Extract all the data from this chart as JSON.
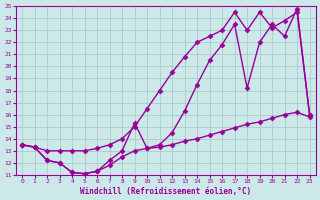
{
  "xlabel": "Windchill (Refroidissement éolien,°C)",
  "bg_color": "#cce8e8",
  "grid_color": "#aacccc",
  "line_color": "#990099",
  "xlim": [
    -0.5,
    23.5
  ],
  "ylim": [
    11,
    25
  ],
  "xticks": [
    0,
    1,
    2,
    3,
    4,
    5,
    6,
    7,
    8,
    9,
    10,
    11,
    12,
    13,
    14,
    15,
    16,
    17,
    18,
    19,
    20,
    21,
    22,
    23
  ],
  "yticks": [
    11,
    12,
    13,
    14,
    15,
    16,
    17,
    18,
    19,
    20,
    21,
    22,
    23,
    24,
    25
  ],
  "line1_x": [
    0,
    1,
    2,
    3,
    4,
    5,
    6,
    7,
    8,
    9,
    10,
    11,
    12,
    13,
    14,
    15,
    16,
    17,
    18,
    19,
    20,
    21,
    22,
    23
  ],
  "line1_y": [
    13.5,
    13.3,
    12.2,
    12.0,
    11.2,
    11.1,
    11.3,
    12.2,
    13.0,
    15.3,
    13.2,
    13.5,
    14.5,
    16.3,
    18.5,
    20.5,
    21.8,
    23.5,
    18.2,
    22.0,
    23.5,
    22.5,
    24.8,
    16.0
  ],
  "line2_x": [
    0,
    1,
    2,
    3,
    4,
    5,
    6,
    7,
    8,
    9,
    10,
    11,
    12,
    13,
    14,
    15,
    16,
    17,
    18,
    19,
    20,
    21,
    22,
    23
  ],
  "line2_y": [
    13.5,
    13.3,
    13.0,
    13.0,
    13.0,
    13.0,
    13.2,
    13.5,
    14.0,
    15.0,
    16.5,
    18.0,
    19.5,
    20.8,
    22.0,
    22.5,
    23.0,
    24.5,
    23.0,
    24.5,
    23.2,
    23.8,
    24.5,
    16.0
  ],
  "line3_x": [
    0,
    1,
    2,
    3,
    4,
    5,
    6,
    7,
    8,
    9,
    10,
    11,
    12,
    13,
    14,
    15,
    16,
    17,
    18,
    19,
    20,
    21,
    22,
    23
  ],
  "line3_y": [
    13.5,
    13.3,
    12.2,
    12.0,
    11.2,
    11.1,
    11.3,
    11.8,
    12.5,
    13.0,
    13.2,
    13.3,
    13.5,
    13.8,
    14.0,
    14.3,
    14.6,
    14.9,
    15.2,
    15.4,
    15.7,
    16.0,
    16.2,
    15.8
  ],
  "marker": "D",
  "marker_size": 2.5,
  "linewidth": 1.0
}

- WHAT IS NEEDED
Reproduce every line precisely as given, omitting all pictures.

- OUTPUT OF THE TASK
Extract all the data from this chart as JSON.
{
  "xlabel": "Windchill (Refroidissement éolien,°C)",
  "bg_color": "#cce8e8",
  "grid_color": "#aacccc",
  "line_color": "#990099",
  "xlim": [
    -0.5,
    23.5
  ],
  "ylim": [
    11,
    25
  ],
  "xticks": [
    0,
    1,
    2,
    3,
    4,
    5,
    6,
    7,
    8,
    9,
    10,
    11,
    12,
    13,
    14,
    15,
    16,
    17,
    18,
    19,
    20,
    21,
    22,
    23
  ],
  "yticks": [
    11,
    12,
    13,
    14,
    15,
    16,
    17,
    18,
    19,
    20,
    21,
    22,
    23,
    24,
    25
  ],
  "line1_x": [
    0,
    1,
    2,
    3,
    4,
    5,
    6,
    7,
    8,
    9,
    10,
    11,
    12,
    13,
    14,
    15,
    16,
    17,
    18,
    19,
    20,
    21,
    22,
    23
  ],
  "line1_y": [
    13.5,
    13.3,
    12.2,
    12.0,
    11.2,
    11.1,
    11.3,
    12.2,
    13.0,
    15.3,
    13.2,
    13.5,
    14.5,
    16.3,
    18.5,
    20.5,
    21.8,
    23.5,
    18.2,
    22.0,
    23.5,
    22.5,
    24.8,
    16.0
  ],
  "line2_x": [
    0,
    1,
    2,
    3,
    4,
    5,
    6,
    7,
    8,
    9,
    10,
    11,
    12,
    13,
    14,
    15,
    16,
    17,
    18,
    19,
    20,
    21,
    22,
    23
  ],
  "line2_y": [
    13.5,
    13.3,
    13.0,
    13.0,
    13.0,
    13.0,
    13.2,
    13.5,
    14.0,
    15.0,
    16.5,
    18.0,
    19.5,
    20.8,
    22.0,
    22.5,
    23.0,
    24.5,
    23.0,
    24.5,
    23.2,
    23.8,
    24.5,
    16.0
  ],
  "line3_x": [
    0,
    1,
    2,
    3,
    4,
    5,
    6,
    7,
    8,
    9,
    10,
    11,
    12,
    13,
    14,
    15,
    16,
    17,
    18,
    19,
    20,
    21,
    22,
    23
  ],
  "line3_y": [
    13.5,
    13.3,
    12.2,
    12.0,
    11.2,
    11.1,
    11.3,
    11.8,
    12.5,
    13.0,
    13.2,
    13.3,
    13.5,
    13.8,
    14.0,
    14.3,
    14.6,
    14.9,
    15.2,
    15.4,
    15.7,
    16.0,
    16.2,
    15.8
  ],
  "marker": "D",
  "marker_size": 2.5,
  "linewidth": 1.0
}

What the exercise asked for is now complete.